▸ Data shown:
______________________________
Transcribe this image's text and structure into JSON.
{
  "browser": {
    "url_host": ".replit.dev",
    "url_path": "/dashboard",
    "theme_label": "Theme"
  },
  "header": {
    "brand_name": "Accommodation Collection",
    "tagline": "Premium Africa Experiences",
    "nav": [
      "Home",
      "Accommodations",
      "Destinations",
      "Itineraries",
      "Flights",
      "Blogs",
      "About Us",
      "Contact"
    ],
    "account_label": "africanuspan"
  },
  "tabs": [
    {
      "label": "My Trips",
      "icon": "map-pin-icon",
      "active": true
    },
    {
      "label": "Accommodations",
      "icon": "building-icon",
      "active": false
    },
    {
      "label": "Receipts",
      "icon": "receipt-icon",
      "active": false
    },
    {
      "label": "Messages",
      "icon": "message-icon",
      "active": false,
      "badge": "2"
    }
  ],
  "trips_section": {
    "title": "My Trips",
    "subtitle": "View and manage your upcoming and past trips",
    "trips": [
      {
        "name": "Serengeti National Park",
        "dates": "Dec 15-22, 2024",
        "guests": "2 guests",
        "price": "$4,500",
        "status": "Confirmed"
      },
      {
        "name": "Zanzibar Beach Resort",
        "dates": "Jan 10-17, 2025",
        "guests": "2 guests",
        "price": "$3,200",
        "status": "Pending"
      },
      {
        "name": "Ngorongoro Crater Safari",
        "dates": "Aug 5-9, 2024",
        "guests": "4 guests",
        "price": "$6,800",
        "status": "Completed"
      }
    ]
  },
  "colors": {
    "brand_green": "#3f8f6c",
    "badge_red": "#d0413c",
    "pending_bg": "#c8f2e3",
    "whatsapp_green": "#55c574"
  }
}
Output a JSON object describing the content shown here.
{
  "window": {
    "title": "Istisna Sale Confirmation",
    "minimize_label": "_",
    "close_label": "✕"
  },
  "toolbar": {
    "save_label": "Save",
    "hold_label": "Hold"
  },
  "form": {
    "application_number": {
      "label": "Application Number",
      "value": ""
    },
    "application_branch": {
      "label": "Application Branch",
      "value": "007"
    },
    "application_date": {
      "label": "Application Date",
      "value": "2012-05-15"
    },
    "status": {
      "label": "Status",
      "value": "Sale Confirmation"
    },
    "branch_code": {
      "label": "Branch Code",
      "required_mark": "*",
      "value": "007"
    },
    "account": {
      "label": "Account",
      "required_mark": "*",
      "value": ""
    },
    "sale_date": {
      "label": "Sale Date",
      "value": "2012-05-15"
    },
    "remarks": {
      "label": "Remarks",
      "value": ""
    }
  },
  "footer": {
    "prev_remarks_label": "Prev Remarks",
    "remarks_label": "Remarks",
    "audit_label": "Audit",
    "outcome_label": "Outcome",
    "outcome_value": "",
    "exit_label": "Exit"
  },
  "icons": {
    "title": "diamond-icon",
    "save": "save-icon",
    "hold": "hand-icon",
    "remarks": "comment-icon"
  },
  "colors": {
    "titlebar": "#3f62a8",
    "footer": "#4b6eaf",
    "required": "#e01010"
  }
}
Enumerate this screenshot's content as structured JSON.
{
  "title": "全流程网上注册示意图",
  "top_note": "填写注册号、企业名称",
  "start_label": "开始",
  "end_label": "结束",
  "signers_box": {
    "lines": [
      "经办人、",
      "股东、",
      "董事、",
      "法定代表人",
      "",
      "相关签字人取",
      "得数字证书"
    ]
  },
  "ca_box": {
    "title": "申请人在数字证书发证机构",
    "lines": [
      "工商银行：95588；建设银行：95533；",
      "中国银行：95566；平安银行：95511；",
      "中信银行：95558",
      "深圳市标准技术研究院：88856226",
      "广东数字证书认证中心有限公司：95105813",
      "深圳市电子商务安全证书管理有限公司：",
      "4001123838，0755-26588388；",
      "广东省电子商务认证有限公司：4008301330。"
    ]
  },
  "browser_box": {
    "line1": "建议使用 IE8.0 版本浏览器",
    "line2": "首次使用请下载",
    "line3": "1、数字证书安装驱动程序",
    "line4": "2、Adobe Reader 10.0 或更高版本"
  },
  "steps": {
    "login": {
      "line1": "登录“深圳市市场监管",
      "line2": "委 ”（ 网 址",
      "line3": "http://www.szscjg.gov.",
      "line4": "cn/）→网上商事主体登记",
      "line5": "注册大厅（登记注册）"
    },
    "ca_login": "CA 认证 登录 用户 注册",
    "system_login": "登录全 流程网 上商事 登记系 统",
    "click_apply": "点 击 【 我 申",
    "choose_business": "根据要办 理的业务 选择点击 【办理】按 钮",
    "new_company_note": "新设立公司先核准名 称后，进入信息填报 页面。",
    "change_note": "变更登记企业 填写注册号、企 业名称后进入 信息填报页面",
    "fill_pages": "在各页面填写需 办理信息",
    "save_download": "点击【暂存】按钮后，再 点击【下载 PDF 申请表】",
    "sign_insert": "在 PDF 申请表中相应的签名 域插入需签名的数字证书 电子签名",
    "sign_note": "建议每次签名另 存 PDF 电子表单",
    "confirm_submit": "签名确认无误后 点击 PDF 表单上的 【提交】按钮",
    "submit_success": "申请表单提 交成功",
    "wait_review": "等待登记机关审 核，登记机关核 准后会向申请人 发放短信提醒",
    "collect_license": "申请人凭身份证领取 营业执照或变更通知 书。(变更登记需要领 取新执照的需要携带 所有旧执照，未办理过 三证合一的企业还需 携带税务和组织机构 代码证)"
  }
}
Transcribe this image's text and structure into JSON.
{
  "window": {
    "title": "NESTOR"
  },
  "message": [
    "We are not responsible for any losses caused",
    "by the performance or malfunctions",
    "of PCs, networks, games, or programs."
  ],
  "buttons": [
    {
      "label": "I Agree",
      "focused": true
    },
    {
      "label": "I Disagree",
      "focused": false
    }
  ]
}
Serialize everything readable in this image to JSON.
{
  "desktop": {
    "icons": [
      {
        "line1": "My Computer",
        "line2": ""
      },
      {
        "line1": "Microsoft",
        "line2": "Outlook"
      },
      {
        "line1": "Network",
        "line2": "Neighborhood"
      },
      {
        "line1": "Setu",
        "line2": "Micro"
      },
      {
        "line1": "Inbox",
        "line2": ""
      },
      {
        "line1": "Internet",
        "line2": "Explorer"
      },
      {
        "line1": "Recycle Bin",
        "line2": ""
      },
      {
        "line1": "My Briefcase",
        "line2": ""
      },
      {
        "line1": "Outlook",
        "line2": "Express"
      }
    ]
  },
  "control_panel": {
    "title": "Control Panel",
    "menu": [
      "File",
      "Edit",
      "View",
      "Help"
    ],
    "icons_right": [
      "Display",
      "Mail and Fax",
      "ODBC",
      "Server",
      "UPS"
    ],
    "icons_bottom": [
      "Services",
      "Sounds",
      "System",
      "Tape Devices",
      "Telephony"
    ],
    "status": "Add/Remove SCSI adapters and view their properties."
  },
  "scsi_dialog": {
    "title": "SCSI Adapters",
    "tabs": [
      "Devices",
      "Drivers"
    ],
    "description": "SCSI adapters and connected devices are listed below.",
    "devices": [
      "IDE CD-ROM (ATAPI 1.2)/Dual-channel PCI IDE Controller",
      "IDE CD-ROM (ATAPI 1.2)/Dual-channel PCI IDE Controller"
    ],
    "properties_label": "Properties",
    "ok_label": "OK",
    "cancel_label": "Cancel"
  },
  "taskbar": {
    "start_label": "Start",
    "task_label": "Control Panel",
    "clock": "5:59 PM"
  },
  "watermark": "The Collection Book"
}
______________________________
▸ To do:
Exactly as shown above, return every record.

▸ Exercise answer:
Transcribe this image's text and structure into JSON.
{
  "browser": {
    "url_host": ".replit.dev",
    "url_path": "/dashboard",
    "theme_label": "Theme"
  },
  "header": {
    "brand_name": "Accommodation Collection",
    "tagline": "Premium Africa Experiences",
    "nav": [
      "Home",
      "Accommodations",
      "Destinations",
      "Itineraries",
      "Flights",
      "Blogs",
      "About Us",
      "Contact"
    ],
    "account_label": "africanuspan"
  },
  "tabs": [
    {
      "label": "My Trips",
      "icon": "map-pin-icon",
      "active": true
    },
    {
      "label": "Accommodations",
      "icon": "building-icon",
      "active": false
    },
    {
      "label": "Receipts",
      "icon": "receipt-icon",
      "active": false
    },
    {
      "label": "Messages",
      "icon": "message-icon",
      "active": false,
      "badge": "2"
    }
  ],
  "trips_section": {
    "title": "My Trips",
    "subtitle": "View and manage your upcoming and past trips",
    "trips": [
      {
        "name": "Serengeti National Park",
        "dates": "Dec 15-22, 2024",
        "guests": "2 guests",
        "price": "$4,500",
        "status": "Confirmed"
      },
      {
        "name": "Zanzibar Beach Resort",
        "dates": "Jan 10-17, 2025",
        "guests": "2 guests",
        "price": "$3,200",
        "status": "Pending"
      },
      {
        "name": "Ngorongoro Crater Safari",
        "dates": "Aug 5-9, 2024",
        "guests": "4 guests",
        "price": "$6,800",
        "status": "Completed"
      }
    ]
  },
  "colors": {
    "brand_green": "#3f8f6c",
    "badge_red": "#d0413c",
    "pending_bg": "#c8f2e3",
    "whatsapp_green": "#55c574"
  }
}
Output a JSON object describing the content shown here.
{
  "window": {
    "title": "Istisna Sale Confirmation",
    "minimize_label": "_",
    "close_label": "✕"
  },
  "toolbar": {
    "save_label": "Save",
    "hold_label": "Hold"
  },
  "form": {
    "application_number": {
      "label": "Application Number",
      "value": ""
    },
    "application_branch": {
      "label": "Application Branch",
      "value": "007"
    },
    "application_date": {
      "label": "Application Date",
      "value": "2012-05-15"
    },
    "status": {
      "label": "Status",
      "value": "Sale Confirmation"
    },
    "branch_code": {
      "label": "Branch Code",
      "required_mark": "*",
      "value": "007"
    },
    "account": {
      "label": "Account",
      "required_mark": "*",
      "value": ""
    },
    "sale_date": {
      "label": "Sale Date",
      "value": "2012-05-15"
    },
    "remarks": {
      "label": "Remarks",
      "value": ""
    }
  },
  "footer": {
    "prev_remarks_label": "Prev Remarks",
    "remarks_label": "Remarks",
    "audit_label": "Audit",
    "outcome_label": "Outcome",
    "outcome_value": "",
    "exit_label": "Exit"
  },
  "icons": {
    "title": "diamond-icon",
    "save": "save-icon",
    "hold": "hand-icon",
    "remarks": "comment-icon"
  },
  "colors": {
    "titlebar": "#3f62a8",
    "footer": "#4b6eaf",
    "required": "#e01010"
  }
}
Enumerate this screenshot's content as structured JSON.
{
  "title": "全流程网上注册示意图",
  "top_note": "填写注册号、企业名称",
  "start_label": "开始",
  "end_label": "结束",
  "signers_box": {
    "lines": [
      "经办人、",
      "股东、",
      "董事、",
      "法定代表人",
      "",
      "相关签字人取",
      "得数字证书"
    ]
  },
  "ca_box": {
    "title": "申请人在数字证书发证机构",
    "lines": [
      "工商银行：95588；建设银行：95533；",
      "中国银行：95566；平安银行：95511；",
      "中信银行：95558",
      "深圳市标准技术研究院：88856226",
      "广东数字证书认证中心有限公司：95105813",
      "深圳市电子商务安全证书管理有限公司：",
      "4001123838，0755-26588388；",
      "广东省电子商务认证有限公司：4008301330。"
    ]
  },
  "browser_box": {
    "line1": "建议使用 IE8.0 版本浏览器",
    "line2": "首次使用请下载",
    "line3": "1、数字证书安装驱动程序",
    "line4": "2、Adobe Reader 10.0 或更高版本"
  },
  "steps": {
    "login": {
      "line1": "登录“深圳市市场监管",
      "line2": "委 ”（ 网 址",
      "line3": "http://www.szscjg.gov.",
      "line4": "cn/）→网上商事主体登记",
      "line5": "注册大厅（登记注册）"
    },
    "ca_login": "CA 认证 登录 用户 注册",
    "system_login": "登录全 流程网 上商事 登记系 统",
    "click_apply": "点 击 【 我 申",
    "choose_business": "根据要办 理的业务 选择点击 【办理】按 钮",
    "new_company_note": "新设立公司先核准名 称后，进入信息填报 页面。",
    "change_note": "变更登记企业 填写注册号、企 业名称后进入 信息填报页面",
    "fill_pages": "在各页面填写需 办理信息",
    "save_download": "点击【暂存】按钮后，再 点击【下载 PDF 申请表】",
    "sign_insert": "在 PDF 申请表中相应的签名 域插入需签名的数字证书 电子签名",
    "sign_note": "建议每次签名另 存 PDF 电子表单",
    "confirm_submit": "签名确认无误后 点击 PDF 表单上的 【提交】按钮",
    "submit_success": "申请表单提 交成功",
    "wait_review": "等待登记机关审 核，登记机关核 准后会向申请人 发放短信提醒",
    "collect_license": "申请人凭身份证领取 营业执照或变更通知 书。(变更登记需要领 取新执照的需要携带 所有旧执照，未办理过 三证合一的企业还需 携带税务和组织机构 代码证)"
  }
}
Transcribe this image's text and structure into JSON.
{
  "window": {
    "title": "NESTOR"
  },
  "message": [
    "We are not responsible for any losses caused",
    "by the performance or malfunctions",
    "of PCs, networks, games, or programs."
  ],
  "buttons": [
    {
      "label": "I Agree",
      "focused": true
    },
    {
      "label": "I Disagree",
      "focused": false
    }
  ]
}
Serialize everything readable in this image to JSON.
{
  "desktop": {
    "icons": [
      {
        "line1": "My Computer",
        "line2": ""
      },
      {
        "line1": "Microsoft",
        "line2": "Outlook"
      },
      {
        "line1": "Network",
        "line2": "Neighborhood"
      },
      {
        "line1": "Setu",
        "line2": "Micro"
      },
      {
        "line1": "Inbox",
        "line2": ""
      },
      {
        "line1": "Internet",
        "line2": "Explorer"
      },
      {
        "line1": "Recycle Bin",
        "line2": ""
      },
      {
        "line1": "My Briefcase",
        "line2": ""
      },
      {
        "line1": "Outlook",
        "line2": "Express"
      }
    ]
  },
  "control_panel": {
    "title": "Control Panel",
    "menu": [
      "File",
      "Edit",
      "View",
      "Help"
    ],
    "icons_right": [
      "Display",
      "Mail and Fax",
      "ODBC",
      "Server",
      "UPS"
    ],
    "icons_bottom": [
      "Services",
      "Sounds",
      "System",
      "Tape Devices",
      "Telephony"
    ],
    "status": "Add/Remove SCSI adapters and view their properties."
  },
  "scsi_dialog": {
    "title": "SCSI Adapters",
    "tabs": [
      "Devices",
      "Drivers"
    ],
    "description": "SCSI adapters and connected devices are listed below.",
    "devices": [
      "IDE CD-ROM (ATAPI 1.2)/Dual-channel PCI IDE Controller",
      "IDE CD-ROM (ATAPI 1.2)/Dual-channel PCI IDE Controller"
    ],
    "properties_label": "Properties",
    "ok_label": "OK",
    "cancel_label": "Cancel"
  },
  "taskbar": {
    "start_label": "Start",
    "task_label": "Control Panel",
    "clock": "5:59 PM"
  },
  "watermark": "The Collection Book"
}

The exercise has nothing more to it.